** Set task **
Transcribe all the records with complete accuracy.

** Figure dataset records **
>> Start

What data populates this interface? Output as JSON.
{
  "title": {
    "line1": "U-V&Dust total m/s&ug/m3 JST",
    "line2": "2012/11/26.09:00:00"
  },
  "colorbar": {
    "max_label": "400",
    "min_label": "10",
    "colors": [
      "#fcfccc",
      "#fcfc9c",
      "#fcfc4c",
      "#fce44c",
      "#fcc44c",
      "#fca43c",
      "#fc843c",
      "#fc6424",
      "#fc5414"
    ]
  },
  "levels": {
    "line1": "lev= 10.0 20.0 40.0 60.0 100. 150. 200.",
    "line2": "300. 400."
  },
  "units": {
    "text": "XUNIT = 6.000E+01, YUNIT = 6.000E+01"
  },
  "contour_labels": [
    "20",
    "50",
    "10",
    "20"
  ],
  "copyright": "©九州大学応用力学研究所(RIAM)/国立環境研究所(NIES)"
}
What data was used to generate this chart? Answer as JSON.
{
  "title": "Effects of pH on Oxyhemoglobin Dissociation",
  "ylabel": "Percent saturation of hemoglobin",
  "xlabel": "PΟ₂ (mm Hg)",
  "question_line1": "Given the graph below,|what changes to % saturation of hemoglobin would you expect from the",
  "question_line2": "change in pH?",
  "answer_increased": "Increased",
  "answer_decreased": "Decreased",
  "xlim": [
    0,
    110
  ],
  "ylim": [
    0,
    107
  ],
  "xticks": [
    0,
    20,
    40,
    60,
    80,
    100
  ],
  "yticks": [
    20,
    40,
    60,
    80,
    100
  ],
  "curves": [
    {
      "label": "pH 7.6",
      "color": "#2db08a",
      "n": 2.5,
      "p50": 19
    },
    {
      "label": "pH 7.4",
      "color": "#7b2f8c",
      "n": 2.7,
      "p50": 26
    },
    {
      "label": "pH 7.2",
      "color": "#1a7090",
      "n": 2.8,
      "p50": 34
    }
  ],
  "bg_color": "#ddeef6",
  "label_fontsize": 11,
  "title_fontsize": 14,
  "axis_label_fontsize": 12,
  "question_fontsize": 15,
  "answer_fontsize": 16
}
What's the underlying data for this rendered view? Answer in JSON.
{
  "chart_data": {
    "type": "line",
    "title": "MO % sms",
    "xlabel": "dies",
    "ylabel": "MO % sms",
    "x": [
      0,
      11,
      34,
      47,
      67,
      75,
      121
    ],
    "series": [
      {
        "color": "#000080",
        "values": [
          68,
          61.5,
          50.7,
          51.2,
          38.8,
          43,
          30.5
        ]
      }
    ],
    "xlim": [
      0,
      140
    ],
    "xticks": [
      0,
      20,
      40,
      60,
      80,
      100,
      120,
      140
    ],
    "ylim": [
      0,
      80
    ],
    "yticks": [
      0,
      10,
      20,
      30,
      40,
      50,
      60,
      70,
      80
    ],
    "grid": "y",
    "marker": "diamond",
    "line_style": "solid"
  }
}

>> End

** Full output **
What data populates this interface? Output as JSON.
{
  "title": {
    "line1": "U-V&Dust total m/s&ug/m3 JST",
    "line2": "2012/11/26.09:00:00"
  },
  "colorbar": {
    "max_label": "400",
    "min_label": "10",
    "colors": [
      "#fcfccc",
      "#fcfc9c",
      "#fcfc4c",
      "#fce44c",
      "#fcc44c",
      "#fca43c",
      "#fc843c",
      "#fc6424",
      "#fc5414"
    ]
  },
  "levels": {
    "line1": "lev= 10.0 20.0 40.0 60.0 100. 150. 200.",
    "line2": "300. 400."
  },
  "units": {
    "text": "XUNIT = 6.000E+01, YUNIT = 6.000E+01"
  },
  "contour_labels": [
    "20",
    "50",
    "10",
    "20"
  ],
  "copyright": "©九州大学応用力学研究所(RIAM)/国立環境研究所(NIES)"
}
What data was used to generate this chart? Answer as JSON.
{
  "title": "Effects of pH on Oxyhemoglobin Dissociation",
  "ylabel": "Percent saturation of hemoglobin",
  "xlabel": "PΟ₂ (mm Hg)",
  "question_line1": "Given the graph below,|what changes to % saturation of hemoglobin would you expect from the",
  "question_line2": "change in pH?",
  "answer_increased": "Increased",
  "answer_decreased": "Decreased",
  "xlim": [
    0,
    110
  ],
  "ylim": [
    0,
    107
  ],
  "xticks": [
    0,
    20,
    40,
    60,
    80,
    100
  ],
  "yticks": [
    20,
    40,
    60,
    80,
    100
  ],
  "curves": [
    {
      "label": "pH 7.6",
      "color": "#2db08a",
      "n": 2.5,
      "p50": 19
    },
    {
      "label": "pH 7.4",
      "color": "#7b2f8c",
      "n": 2.7,
      "p50": 26
    },
    {
      "label": "pH 7.2",
      "color": "#1a7090",
      "n": 2.8,
      "p50": 34
    }
  ],
  "bg_color": "#ddeef6",
  "label_fontsize": 11,
  "title_fontsize": 14,
  "axis_label_fontsize": 12,
  "question_fontsize": 15,
  "answer_fontsize": 16
}
What's the underlying data for this rendered view? Answer in JSON.
{
  "chart_data": {
    "type": "line",
    "title": "MO % sms",
    "xlabel": "dies",
    "ylabel": "MO % sms",
    "x": [
      0,
      11,
      34,
      47,
      67,
      75,
      121
    ],
    "series": [
      {
        "color": "#000080",
        "values": [
          68,
          61.5,
          50.7,
          51.2,
          38.8,
          43,
          30.5
        ]
      }
    ],
    "xlim": [
      0,
      140
    ],
    "xticks": [
      0,
      20,
      40,
      60,
      80,
      100,
      120,
      140
    ],
    "ylim": [
      0,
      80
    ],
    "yticks": [
      0,
      10,
      20,
      30,
      40,
      50,
      60,
      70,
      80
    ],
    "grid": "y",
    "marker": "diamond",
    "line_style": "solid"
  }
}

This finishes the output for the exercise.